Problem to work on: Restate the entries below verbatim.

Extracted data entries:
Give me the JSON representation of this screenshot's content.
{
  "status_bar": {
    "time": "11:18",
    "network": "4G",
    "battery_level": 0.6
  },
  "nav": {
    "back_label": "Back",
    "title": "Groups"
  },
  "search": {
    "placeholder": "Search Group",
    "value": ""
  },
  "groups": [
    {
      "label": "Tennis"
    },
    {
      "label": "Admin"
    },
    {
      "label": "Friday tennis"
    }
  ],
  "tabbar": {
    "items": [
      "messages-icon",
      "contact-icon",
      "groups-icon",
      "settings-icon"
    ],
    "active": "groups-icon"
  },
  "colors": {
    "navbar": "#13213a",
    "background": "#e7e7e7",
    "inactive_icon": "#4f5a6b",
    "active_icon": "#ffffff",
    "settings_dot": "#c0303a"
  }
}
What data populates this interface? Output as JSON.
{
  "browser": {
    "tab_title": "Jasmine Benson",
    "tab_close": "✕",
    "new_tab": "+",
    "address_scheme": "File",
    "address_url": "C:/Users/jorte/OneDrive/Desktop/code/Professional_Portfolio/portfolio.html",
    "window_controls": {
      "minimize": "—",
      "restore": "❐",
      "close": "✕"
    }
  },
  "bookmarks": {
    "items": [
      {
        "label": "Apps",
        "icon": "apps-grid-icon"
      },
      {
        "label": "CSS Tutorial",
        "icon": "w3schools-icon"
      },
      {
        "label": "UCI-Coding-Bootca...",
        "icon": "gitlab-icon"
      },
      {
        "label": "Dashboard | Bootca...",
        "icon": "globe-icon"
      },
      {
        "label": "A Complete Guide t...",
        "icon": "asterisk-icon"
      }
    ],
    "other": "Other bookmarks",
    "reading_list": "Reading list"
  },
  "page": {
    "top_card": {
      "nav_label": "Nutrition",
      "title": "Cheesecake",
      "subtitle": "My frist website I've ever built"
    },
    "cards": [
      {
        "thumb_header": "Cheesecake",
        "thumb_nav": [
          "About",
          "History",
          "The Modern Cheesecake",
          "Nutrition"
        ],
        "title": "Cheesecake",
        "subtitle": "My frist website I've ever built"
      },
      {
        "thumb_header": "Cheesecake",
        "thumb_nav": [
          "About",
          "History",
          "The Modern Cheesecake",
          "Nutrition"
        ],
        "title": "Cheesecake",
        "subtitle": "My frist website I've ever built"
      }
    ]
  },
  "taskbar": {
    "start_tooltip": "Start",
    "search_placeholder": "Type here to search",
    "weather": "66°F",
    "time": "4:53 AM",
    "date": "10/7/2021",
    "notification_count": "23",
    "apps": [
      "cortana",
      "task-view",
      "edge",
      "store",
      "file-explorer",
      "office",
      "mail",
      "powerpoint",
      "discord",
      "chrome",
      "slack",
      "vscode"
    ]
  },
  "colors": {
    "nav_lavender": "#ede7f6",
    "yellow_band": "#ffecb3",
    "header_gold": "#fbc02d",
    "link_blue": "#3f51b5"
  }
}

Exercise solution:
Give me the JSON representation of this screenshot's content.
{
  "status_bar": {
    "time": "11:18",
    "network": "4G",
    "battery_level": 0.6
  },
  "nav": {
    "back_label": "Back",
    "title": "Groups"
  },
  "search": {
    "placeholder": "Search Group",
    "value": ""
  },
  "groups": [
    {
      "label": "Tennis"
    },
    {
      "label": "Admin"
    },
    {
      "label": "Friday tennis"
    }
  ],
  "tabbar": {
    "items": [
      "messages-icon",
      "contact-icon",
      "groups-icon",
      "settings-icon"
    ],
    "active": "groups-icon"
  },
  "colors": {
    "navbar": "#13213a",
    "background": "#e7e7e7",
    "inactive_icon": "#4f5a6b",
    "active_icon": "#ffffff",
    "settings_dot": "#c0303a"
  }
}
What data populates this interface? Output as JSON.
{
  "browser": {
    "tab_title": "Jasmine Benson",
    "tab_close": "✕",
    "new_tab": "+",
    "address_scheme": "File",
    "address_url": "C:/Users/jorte/OneDrive/Desktop/code/Professional_Portfolio/portfolio.html",
    "window_controls": {
      "minimize": "—",
      "restore": "❐",
      "close": "✕"
    }
  },
  "bookmarks": {
    "items": [
      {
        "label": "Apps",
        "icon": "apps-grid-icon"
      },
      {
        "label": "CSS Tutorial",
        "icon": "w3schools-icon"
      },
      {
        "label": "UCI-Coding-Bootca...",
        "icon": "gitlab-icon"
      },
      {
        "label": "Dashboard | Bootca...",
        "icon": "globe-icon"
      },
      {
        "label": "A Complete Guide t...",
        "icon": "asterisk-icon"
      }
    ],
    "other": "Other bookmarks",
    "reading_list": "Reading list"
  },
  "page": {
    "top_card": {
      "nav_label": "Nutrition",
      "title": "Cheesecake",
      "subtitle": "My frist website I've ever built"
    },
    "cards": [
      {
        "thumb_header": "Cheesecake",
        "thumb_nav": [
          "About",
          "History",
          "The Modern Cheesecake",
          "Nutrition"
        ],
        "title": "Cheesecake",
        "subtitle": "My frist website I've ever built"
      },
      {
        "thumb_header": "Cheesecake",
        "thumb_nav": [
          "About",
          "History",
          "The Modern Cheesecake",
          "Nutrition"
        ],
        "title": "Cheesecake",
        "subtitle": "My frist website I've ever built"
      }
    ]
  },
  "taskbar": {
    "start_tooltip": "Start",
    "search_placeholder": "Type here to search",
    "weather": "66°F",
    "time": "4:53 AM",
    "date": "10/7/2021",
    "notification_count": "23",
    "apps": [
      "cortana",
      "task-view",
      "edge",
      "store",
      "file-explorer",
      "office",
      "mail",
      "powerpoint",
      "discord",
      "chrome",
      "slack",
      "vscode"
    ]
  },
  "colors": {
    "nav_lavender": "#ede7f6",
    "yellow_band": "#ffecb3",
    "header_gold": "#fbc02d",
    "link_blue": "#3f51b5"
  }
}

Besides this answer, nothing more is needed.